# [Aim]
Every entry below should be transcribed exactly; pictures stay out of the copy.

# [Dataset records]
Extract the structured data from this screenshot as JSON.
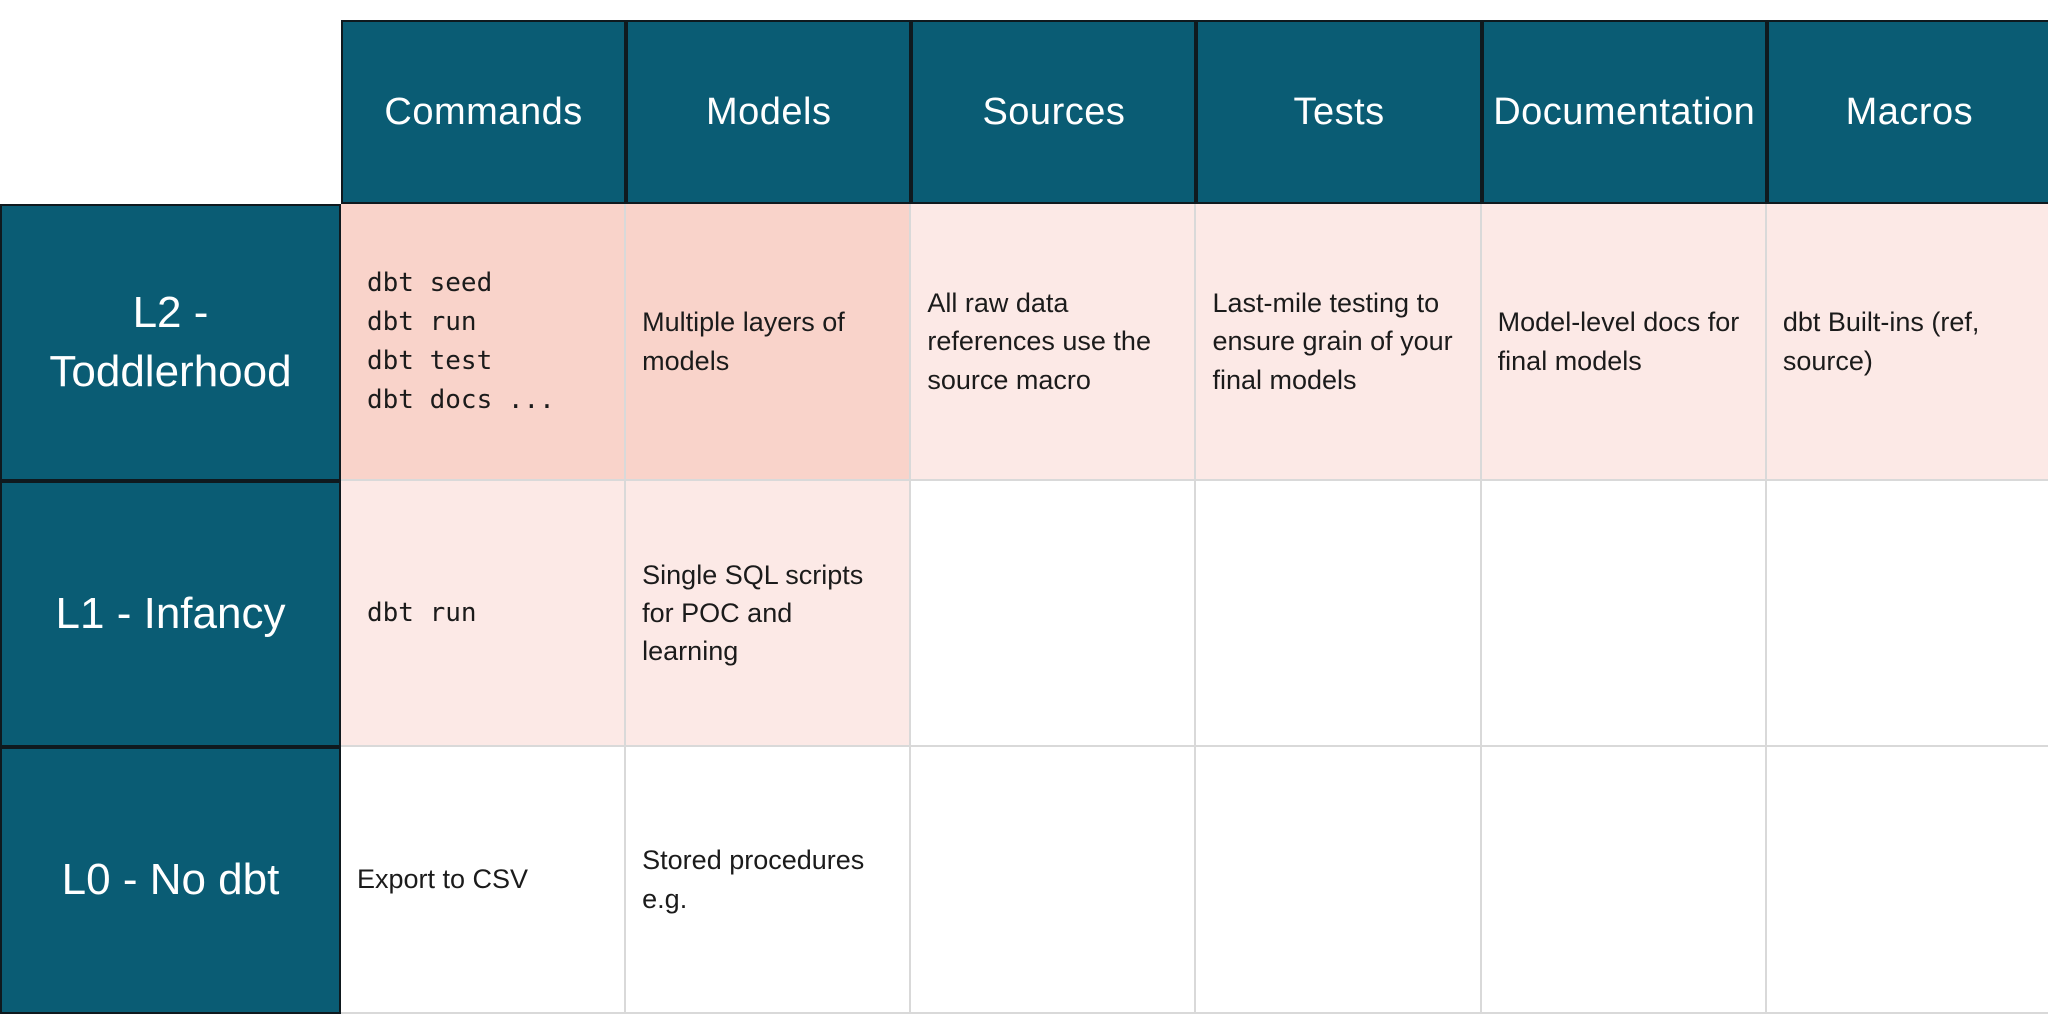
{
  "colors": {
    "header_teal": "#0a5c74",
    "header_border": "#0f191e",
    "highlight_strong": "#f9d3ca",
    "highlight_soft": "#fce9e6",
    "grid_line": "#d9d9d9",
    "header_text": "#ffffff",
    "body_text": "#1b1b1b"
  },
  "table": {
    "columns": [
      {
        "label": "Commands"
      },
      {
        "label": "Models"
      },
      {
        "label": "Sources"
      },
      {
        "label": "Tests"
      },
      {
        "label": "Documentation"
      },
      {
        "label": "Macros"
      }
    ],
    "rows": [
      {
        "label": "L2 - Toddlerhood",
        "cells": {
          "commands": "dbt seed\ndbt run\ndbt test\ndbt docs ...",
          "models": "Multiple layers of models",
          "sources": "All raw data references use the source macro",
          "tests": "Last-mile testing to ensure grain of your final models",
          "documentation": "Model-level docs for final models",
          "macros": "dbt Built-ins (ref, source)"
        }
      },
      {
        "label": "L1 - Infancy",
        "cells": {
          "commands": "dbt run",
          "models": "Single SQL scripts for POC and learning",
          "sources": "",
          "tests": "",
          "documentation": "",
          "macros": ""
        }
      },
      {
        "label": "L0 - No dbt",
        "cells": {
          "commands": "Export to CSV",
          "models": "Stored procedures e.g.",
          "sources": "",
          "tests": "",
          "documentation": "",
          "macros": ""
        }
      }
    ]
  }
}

# [Expected answer]
Extract the structured data from this screenshot as JSON.
{
  "colors": {
    "header_teal": "#0a5c74",
    "header_border": "#0f191e",
    "highlight_strong": "#f9d3ca",
    "highlight_soft": "#fce9e6",
    "grid_line": "#d9d9d9",
    "header_text": "#ffffff",
    "body_text": "#1b1b1b"
  },
  "table": {
    "columns": [
      {
        "label": "Commands"
      },
      {
        "label": "Models"
      },
      {
        "label": "Sources"
      },
      {
        "label": "Tests"
      },
      {
        "label": "Documentation"
      },
      {
        "label": "Macros"
      }
    ],
    "rows": [
      {
        "label": "L2 - Toddlerhood",
        "cells": {
          "commands": "dbt seed\ndbt run\ndbt test\ndbt docs ...",
          "models": "Multiple layers of models",
          "sources": "All raw data references use the source macro",
          "tests": "Last-mile testing to ensure grain of your final models",
          "documentation": "Model-level docs for final models",
          "macros": "dbt Built-ins (ref, source)"
        }
      },
      {
        "label": "L1 - Infancy",
        "cells": {
          "commands": "dbt run",
          "models": "Single SQL scripts for POC and learning",
          "sources": "",
          "tests": "",
          "documentation": "",
          "macros": ""
        }
      },
      {
        "label": "L0 - No dbt",
        "cells": {
          "commands": "Export to CSV",
          "models": "Stored procedures e.g.",
          "sources": "",
          "tests": "",
          "documentation": "",
          "macros": ""
        }
      }
    ]
  }
}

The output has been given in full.